> **SOURCE TEXT**:
────────────────
Beriah Gwynfe Evans (12 February 1848 – 4 November 1927) was a journalist, Congregationalist, dramatist, Liberal politician and Welsh Nationalist.

Early life
Born at Nant-y-glo, near Ebbw Vale in Monmouthshire, Evans was educated at the Beaufort British School and became a teacher at Gwynfe and Llangadog, Carmarthenshire. However, his ambition was to become a journalist.

Teacher and playwright
As a playwright, Evans helped to introduce a sceptical Nonconformity to contemporary drama with a patriotic play, Owain Glyndŵr, performed at the Llanberis Eisteddfod of 1879. Evans was heavily involved in Welsh language literature and publishing, as a member of the Gorsedd.

Journalist
In 1880, Evans established the monthly magazine Cyfail yr Aelwyd, and in 1887 gave up teaching for a career in journalism, joining the staff of the South Wales Daily News in Cardiff. Concurrently he edited the Welsh section of the Cardiff Times and South Wales Weekly News. In 1892, he moved to Caernarfon as Managing Editor of the Welsh National Press Co., publishers of Y Genedl Gymreig, The North Wales Observer and other papers. In 1917 he became editor of the Congregationalist weekly Y Tyst.
────────────────
Stored entries

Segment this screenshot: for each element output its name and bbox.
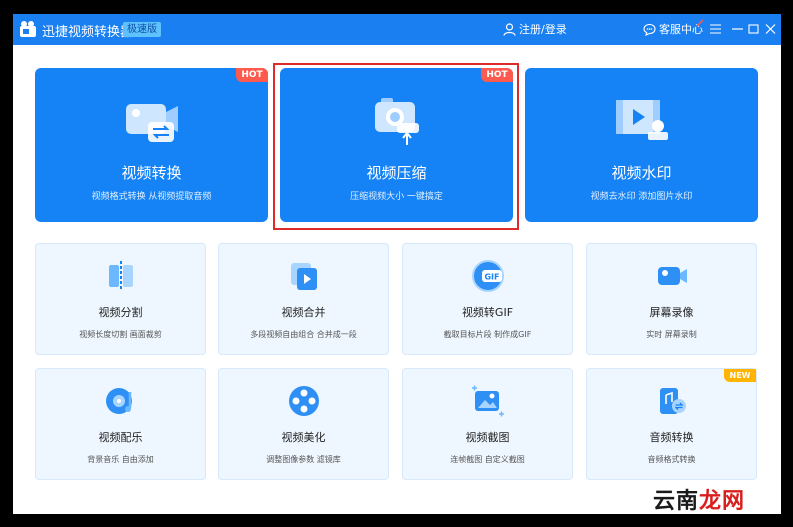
card-desc: 音频格式转换: [647, 455, 696, 464]
close-icon: [765, 24, 775, 34]
video-to-gif-card[interactable]: GIF 视频转GIF 截取目标片段 制作成GIF: [402, 243, 573, 355]
audio-convert-card[interactable]: NEW 音频转换 音频格式转换: [586, 368, 757, 480]
maximize-icon: [747, 24, 759, 34]
card-desc: 视频去水印 添加图片水印: [590, 192, 693, 202]
watermark-part1: 云南: [653, 489, 700, 514]
video-screenshot-card[interactable]: 视频截图 连帧截图 自定义截图: [402, 368, 573, 480]
video-convert-icon: [125, 104, 178, 142]
notification-dot-icon: [696, 19, 704, 27]
film-reel-icon: [288, 386, 319, 416]
watermark: 云南龙网: [653, 483, 745, 515]
card-title: 视频截图: [465, 431, 510, 444]
menu-icon: [709, 24, 721, 34]
hot-badge: HOT: [236, 68, 268, 82]
edition-badge: 极速版: [123, 22, 161, 37]
card-desc: 调整图像参数 滤镜库: [266, 455, 341, 464]
card-title: 视频水印: [611, 164, 672, 182]
title-bar: 迅捷视频转换器 极速版 注册/登录 客服中心: [13, 14, 781, 45]
card-title: 音频转换: [649, 431, 694, 444]
app-title: 迅捷视频转换器: [42, 25, 134, 40]
new-badge: NEW: [724, 369, 756, 382]
minimize-icon: [731, 28, 743, 30]
watermark-part2: 龙网: [699, 489, 746, 514]
card-desc: 多段视频自由组合 合并成一段: [250, 330, 357, 339]
service-center-button[interactable]: 客服中心: [643, 21, 703, 37]
image-capture-icon: [471, 385, 504, 417]
maximize-button[interactable]: [744, 19, 762, 39]
gif-icon: GIF: [471, 260, 504, 292]
close-button[interactable]: [761, 19, 779, 39]
card-title: 视频美化: [281, 431, 326, 444]
menu-button[interactable]: [706, 19, 724, 39]
video-merge-card[interactable]: 视频合并 多段视频自由组合 合并成一段: [218, 243, 389, 355]
card-title: 视频合并: [281, 306, 326, 319]
login-button[interactable]: 注册/登录: [503, 21, 567, 37]
video-merge-icon: [290, 263, 317, 290]
video-music-card[interactable]: 视频配乐 背景音乐 自由添加: [35, 368, 206, 480]
audio-convert-icon: [659, 388, 686, 414]
app-window: 迅捷视频转换器 极速版 注册/登录 客服中心 HOT 视频转换 视频格式转换 从…: [13, 14, 781, 514]
card-desc: 连帧截图 自定义截图: [450, 455, 525, 464]
svg-text:GIF: GIF: [484, 273, 499, 282]
chat-bubble-icon: [643, 23, 656, 36]
card-desc: 截取目标片段 制作成GIF: [443, 330, 532, 339]
selection-highlight: [273, 63, 519, 230]
screen-record-card[interactable]: 屏幕录像 实时 屏幕录制: [586, 243, 757, 355]
camcorder-icon: [657, 267, 687, 285]
card-title: 视频转GIF: [461, 306, 514, 319]
card-title: 视频配乐: [98, 431, 143, 444]
card-title: 视频分割: [98, 306, 143, 319]
app-logo-icon: [20, 21, 36, 37]
video-watermark-icon: [615, 100, 668, 140]
card-desc: 实时 屏幕录制: [646, 330, 697, 339]
login-label: 注册/登录: [519, 23, 567, 36]
music-disc-icon: [105, 388, 132, 414]
card-desc: 视频格式转换 从视频提取音频: [91, 192, 212, 202]
video-beautify-card[interactable]: 视频美化 调整图像参数 滤镜库: [218, 368, 389, 480]
card-title: 屏幕录像: [649, 306, 694, 319]
video-convert-card[interactable]: HOT 视频转换 视频格式转换 从视频提取音频: [35, 68, 268, 222]
user-icon: [503, 22, 516, 36]
video-split-card[interactable]: 视频分割 视频长度切割 画面裁剪: [35, 243, 206, 355]
video-watermark-card[interactable]: 视频水印 视频去水印 添加图片水印: [525, 68, 758, 222]
card-desc: 视频长度切割 画面裁剪: [79, 330, 162, 339]
main-content: HOT 视频转换 视频格式转换 从视频提取音频 HOT 视频压缩 压缩视频大小 …: [13, 45, 781, 514]
card-desc: 背景音乐 自由添加: [87, 455, 154, 464]
card-title: 视频转换: [121, 164, 182, 182]
video-split-icon: [108, 261, 133, 291]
────────────────
> **JOB 1**: Return the part of the Evans biography starting at "Teacher and playwright" and ending at "weekly Y Tyst.".
> **JOB 2**: For each statement, say whether the Evans biography agrees with it, answering yes or no and quoting the words that decide it. (a) Evans was born in Monmouthshire. (b) His play Owain Glyndŵr was performed at the Llanberis Eisteddfod of 1880. (c) In 1892 Evans moved to Cardiff.
> **JOB 3**: Please translate this sentence from the Evans biography into Spanish: "In 1917 he became editor of the Congregationalist weekly Y Tyst."

> **COMPLETE RESPONSE 1**:
Teacher and playwright
As a playwright, Evans helped to introduce a sceptical Nonconformity to contemporary drama with a patriotic play, Owain Glyndŵr, performed at the Llanberis Eisteddfod of 1879. Evans was heavily involved in Welsh language literature and publishing, as a member of the Gorsedd.

Journalist
In 1880, Evans established the monthly magazine Cyfail yr Aelwyd, and in 1887 gave up teaching for a career in journalism, joining the staff of the South Wales Daily News in Cardiff. Concurrently he edited the Welsh section of the Cardiff Times and South Wales Weekly News. In 1892, he moved to Caernarfon as Managing Editor of the Welsh National Press Co., publishers of Y Genedl Gymreig, The North Wales Observer and other papers. In 1917 he became editor of the Congregationalist weekly Y Tyst.

> **COMPLETE RESPONSE 2**:
(a) Yes: "Born at Nant-y-glo, near Ebbw Vale in Monmouthshire"
(b) No: "performed at the Llanberis Eisteddfod of 1879"
(c) No: "In 1892, he moved to Caernarfon"

> **COMPLETE RESPONSE 3**: En 1917 se convirtió en editor del semanario congregacionalista Y Tyst.